• INSTRUCTIONS TO FOLLOW
Repeat the data verbatim.

— begin EXCERPTED RECORDS —

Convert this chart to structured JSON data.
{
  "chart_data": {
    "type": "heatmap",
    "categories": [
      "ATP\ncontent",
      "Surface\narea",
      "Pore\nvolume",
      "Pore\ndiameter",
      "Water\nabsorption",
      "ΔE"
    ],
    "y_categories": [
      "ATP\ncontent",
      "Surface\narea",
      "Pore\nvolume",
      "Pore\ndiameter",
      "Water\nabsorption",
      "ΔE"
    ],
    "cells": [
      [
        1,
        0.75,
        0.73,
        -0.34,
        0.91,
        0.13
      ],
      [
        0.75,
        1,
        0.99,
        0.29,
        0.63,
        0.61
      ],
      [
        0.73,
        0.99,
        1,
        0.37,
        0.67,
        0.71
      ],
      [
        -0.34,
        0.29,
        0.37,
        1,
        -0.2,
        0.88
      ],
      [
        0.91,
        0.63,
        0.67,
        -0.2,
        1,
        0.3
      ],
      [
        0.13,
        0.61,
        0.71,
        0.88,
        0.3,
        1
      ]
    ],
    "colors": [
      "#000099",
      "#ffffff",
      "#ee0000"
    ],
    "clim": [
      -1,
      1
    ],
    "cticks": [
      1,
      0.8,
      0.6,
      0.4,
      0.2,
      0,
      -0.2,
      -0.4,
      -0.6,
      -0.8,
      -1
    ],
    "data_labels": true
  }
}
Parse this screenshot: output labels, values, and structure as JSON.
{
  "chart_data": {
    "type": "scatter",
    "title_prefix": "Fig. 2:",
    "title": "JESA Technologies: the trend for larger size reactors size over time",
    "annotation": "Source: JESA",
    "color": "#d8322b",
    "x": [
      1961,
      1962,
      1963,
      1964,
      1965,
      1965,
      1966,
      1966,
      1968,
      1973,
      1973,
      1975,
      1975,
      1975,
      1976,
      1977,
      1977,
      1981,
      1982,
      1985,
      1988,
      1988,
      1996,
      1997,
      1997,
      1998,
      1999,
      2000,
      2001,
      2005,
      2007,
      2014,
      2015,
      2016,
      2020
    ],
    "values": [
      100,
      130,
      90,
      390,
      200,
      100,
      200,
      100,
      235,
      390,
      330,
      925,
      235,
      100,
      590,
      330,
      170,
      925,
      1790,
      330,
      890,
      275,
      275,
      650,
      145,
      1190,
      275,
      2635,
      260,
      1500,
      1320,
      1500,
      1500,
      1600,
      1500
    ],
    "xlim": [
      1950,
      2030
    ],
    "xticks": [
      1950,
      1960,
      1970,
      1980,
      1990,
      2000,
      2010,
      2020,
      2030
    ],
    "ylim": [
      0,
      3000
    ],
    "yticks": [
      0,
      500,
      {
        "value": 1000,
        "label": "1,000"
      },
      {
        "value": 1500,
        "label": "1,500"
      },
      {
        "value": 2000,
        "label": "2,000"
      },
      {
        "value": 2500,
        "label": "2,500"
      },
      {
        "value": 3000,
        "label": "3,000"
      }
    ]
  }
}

— end EXCERPTED RECORDS —

• ANSWER TO THE PROBLEM
Convert this chart to structured JSON data.
{
  "chart_data": {
    "type": "heatmap",
    "categories": [
      "ATP\ncontent",
      "Surface\narea",
      "Pore\nvolume",
      "Pore\ndiameter",
      "Water\nabsorption",
      "ΔE"
    ],
    "y_categories": [
      "ATP\ncontent",
      "Surface\narea",
      "Pore\nvolume",
      "Pore\ndiameter",
      "Water\nabsorption",
      "ΔE"
    ],
    "cells": [
      [
        1,
        0.75,
        0.73,
        -0.34,
        0.91,
        0.13
      ],
      [
        0.75,
        1,
        0.99,
        0.29,
        0.63,
        0.61
      ],
      [
        0.73,
        0.99,
        1,
        0.37,
        0.67,
        0.71
      ],
      [
        -0.34,
        0.29,
        0.37,
        1,
        -0.2,
        0.88
      ],
      [
        0.91,
        0.63,
        0.67,
        -0.2,
        1,
        0.3
      ],
      [
        0.13,
        0.61,
        0.71,
        0.88,
        0.3,
        1
      ]
    ],
    "colors": [
      "#000099",
      "#ffffff",
      "#ee0000"
    ],
    "clim": [
      -1,
      1
    ],
    "cticks": [
      1,
      0.8,
      0.6,
      0.4,
      0.2,
      0,
      -0.2,
      -0.4,
      -0.6,
      -0.8,
      -1
    ],
    "data_labels": true
  }
}
Parse this screenshot: output labels, values, and structure as JSON.
{
  "chart_data": {
    "type": "scatter",
    "title_prefix": "Fig. 2:",
    "title": "JESA Technologies: the trend for larger size reactors size over time",
    "annotation": "Source: JESA",
    "color": "#d8322b",
    "x": [
      1961,
      1962,
      1963,
      1964,
      1965,
      1965,
      1966,
      1966,
      1968,
      1973,
      1973,
      1975,
      1975,
      1975,
      1976,
      1977,
      1977,
      1981,
      1982,
      1985,
      1988,
      1988,
      1996,
      1997,
      1997,
      1998,
      1999,
      2000,
      2001,
      2005,
      2007,
      2014,
      2015,
      2016,
      2020
    ],
    "values": [
      100,
      130,
      90,
      390,
      200,
      100,
      200,
      100,
      235,
      390,
      330,
      925,
      235,
      100,
      590,
      330,
      170,
      925,
      1790,
      330,
      890,
      275,
      275,
      650,
      145,
      1190,
      275,
      2635,
      260,
      1500,
      1320,
      1500,
      1500,
      1600,
      1500
    ],
    "xlim": [
      1950,
      2030
    ],
    "xticks": [
      1950,
      1960,
      1970,
      1980,
      1990,
      2000,
      2010,
      2020,
      2030
    ],
    "ylim": [
      0,
      3000
    ],
    "yticks": [
      0,
      500,
      {
        "value": 1000,
        "label": "1,000"
      },
      {
        "value": 1500,
        "label": "1,500"
      },
      {
        "value": 2000,
        "label": "2,000"
      },
      {
        "value": 2500,
        "label": "2,500"
      },
      {
        "value": 3000,
        "label": "3,000"
      }
    ]
  }
}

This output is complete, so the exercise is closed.